▸ **GOAL**
Can you transcribe every line exactly and leave the pictures behind?

(Lines of data)
>> Start
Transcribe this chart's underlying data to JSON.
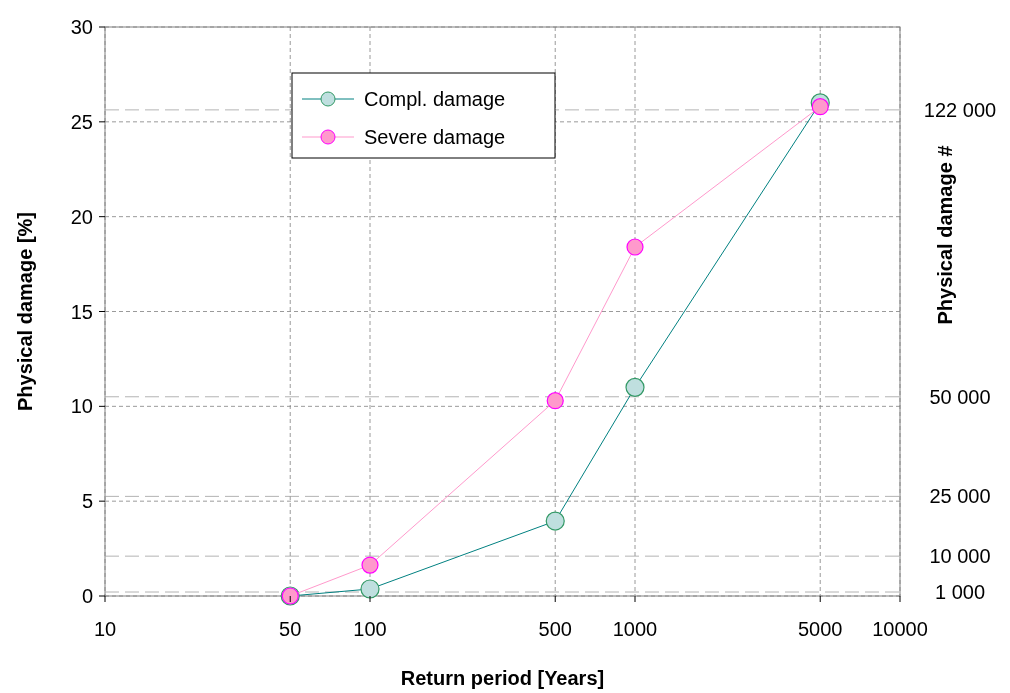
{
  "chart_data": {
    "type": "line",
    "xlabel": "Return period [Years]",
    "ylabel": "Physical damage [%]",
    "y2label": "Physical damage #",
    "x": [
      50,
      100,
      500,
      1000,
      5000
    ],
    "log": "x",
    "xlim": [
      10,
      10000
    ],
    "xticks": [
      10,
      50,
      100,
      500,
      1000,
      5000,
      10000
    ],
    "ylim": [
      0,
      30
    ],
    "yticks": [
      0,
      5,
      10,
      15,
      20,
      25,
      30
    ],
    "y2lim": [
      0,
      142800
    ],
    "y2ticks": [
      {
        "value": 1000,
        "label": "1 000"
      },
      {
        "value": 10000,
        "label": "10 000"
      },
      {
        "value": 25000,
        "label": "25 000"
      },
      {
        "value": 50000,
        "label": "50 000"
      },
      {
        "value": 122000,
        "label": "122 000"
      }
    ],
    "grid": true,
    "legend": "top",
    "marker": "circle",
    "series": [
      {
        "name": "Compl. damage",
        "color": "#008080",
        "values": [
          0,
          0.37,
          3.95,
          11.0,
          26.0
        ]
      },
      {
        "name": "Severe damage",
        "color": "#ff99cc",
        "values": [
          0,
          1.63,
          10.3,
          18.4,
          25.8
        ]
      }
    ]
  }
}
>> End
▸ **ANSWER TO THIS TASK**
Transcribe this chart's underlying data to JSON.
{
  "chart_data": {
    "type": "line",
    "xlabel": "Return period [Years]",
    "ylabel": "Physical damage [%]",
    "y2label": "Physical damage #",
    "x": [
      50,
      100,
      500,
      1000,
      5000
    ],
    "log": "x",
    "xlim": [
      10,
      10000
    ],
    "xticks": [
      10,
      50,
      100,
      500,
      1000,
      5000,
      10000
    ],
    "ylim": [
      0,
      30
    ],
    "yticks": [
      0,
      5,
      10,
      15,
      20,
      25,
      30
    ],
    "y2lim": [
      0,
      142800
    ],
    "y2ticks": [
      {
        "value": 1000,
        "label": "1 000"
      },
      {
        "value": 10000,
        "label": "10 000"
      },
      {
        "value": 25000,
        "label": "25 000"
      },
      {
        "value": 50000,
        "label": "50 000"
      },
      {
        "value": 122000,
        "label": "122 000"
      }
    ],
    "grid": true,
    "legend": "top",
    "marker": "circle",
    "series": [
      {
        "name": "Compl. damage",
        "color": "#008080",
        "values": [
          0,
          0.37,
          3.95,
          11.0,
          26.0
        ]
      },
      {
        "name": "Severe damage",
        "color": "#ff99cc",
        "values": [
          0,
          1.63,
          10.3,
          18.4,
          25.8
        ]
      }
    ]
  }
}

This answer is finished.